** Source document **
In planning out organizational data needs, it’s easy to overgeneralize and consider a single, simplified structure where there is one set of consistent data sources, one enterprise data warehouse, one set of semantics, and one tool for business intelligence. That might work for a very small, highly centralized organization, and could even work for a single business unit with its own integrated IT and data engineering team. In practice, though, no organization is that simple and there are always surprise complexities around data ingestion, processing, and/or usage that complicate matters further.
What we have seen in talking to hundreds of customers is a need for a more holistic approach to data and analytics, a platform that can meet the needs of multiple business units and user personas, with as few redundant steps to process the data as possible. This becomes more than a new architecture or set of software components to purchase; it requires companies to take stock of their overall data maturity and make systemic, organizational changes in addition to technical upgrades.
By the end of 2024, 75% of enterprises will shift from piloting to operationalizing AI, driving a 5X increase in streaming data and analytics infrastructures5. It’s easy enough to pilot AI with an arms-length data science team, working in a siloed environment. But the fundamental challenge that prevents those insights from getting released into production systems is the organizational and architectural friction that keeps data ownership segmented. As a result, most of the insights that are incorporated into an organization's business operations are descriptive in nature, and predictive analytics are relegated to the realm of a research team.
Data work is rarely done by a single individual; there are many data-related users in an organization who play important roles in the data life cycle. Each has a different perspective on data governance, freshness, discoverability, metadata, processing timelines, queryability, and more. In most cases, they are all using different systems and software to operate on the same data, at different stages of processing.
Let’s look at a machine learning life cycle, for example. A data engineer may be responsible for ensuring fresh data is available for the data science team, with appropriate security and privacy constraints in place. A data scientist may create training and test datasets based on a golden set of pre-aggregated data sources from the data engineer, build and test models, and make insights available for another team. An ML engineer may be responsible for packaging up the model for deployment into production systems, in a way that is non-disruptive to other data processing pipelines. A product manager or business analyst may be checking in on derived insights, using Data QnA (a natural language interface for analytics on BigQuery data), visualization software or might be querying the result set directly through an IDE or command-line interface. There are countless users with different needs and we have built a compressive platform to serve them all. Google Cloud meets customers where they are with tools to meet the needs of the business.

** Material **

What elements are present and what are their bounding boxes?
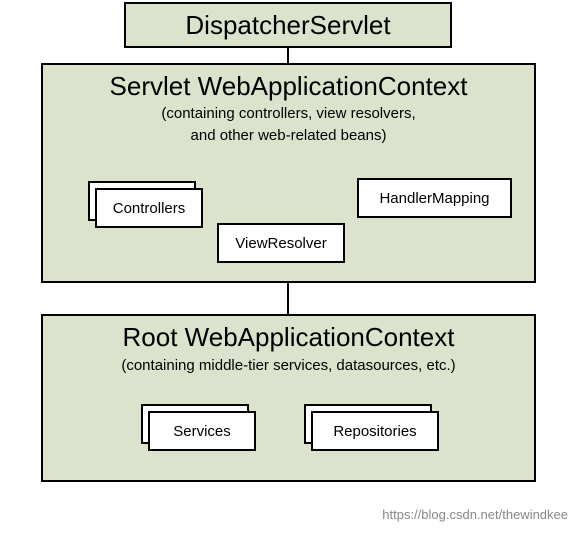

** Written request 1 **
In the passage on organizational data platforms, what is Data QnA described as?
** Written request 2 **
Continue the passage on organizational data platforms from its final sentence.

** Task output 1 **
A natural language interface for analytics on BigQuery data.

** Task output 2 **
When we talk to customers about their data analytics needs, frequently we’ll hear the question, “Which do I need: a data lake or a data warehouse?” Given the variety of data users and needs within an organization, this can be a tricky question to answer that depends on intended usage, types of data, and personnel.
But there’s more to the decision, so let’s talk through some of the organizational challenges of each. Data warehouses are often difficult to manage. The legacy systems that have worked well in the past 40 years have proven to be very expensive and pose a lot of challenges around data freshness, scaling, and high costs. Furthermore, they cannot easily provide AI or real-time capabilities without bolting that functionality on after the fact. These issues are not just present in on-premises legacy data warehouses; we even see this with the newly created cloud-based data warehouses as well. Many do not offer integrated AI capabilities, despite their claims. These new data warehouses are essentially the same legacy environments but ported over to the cloud. Data warehouse users tend to be analysts, often embedded within a specific business unit. They may have ideas about additional datasets that would be useful to enrich their understanding of the business. They may have ideas for improvements in the analysis, data processing, and requirements for business intelligence functionality.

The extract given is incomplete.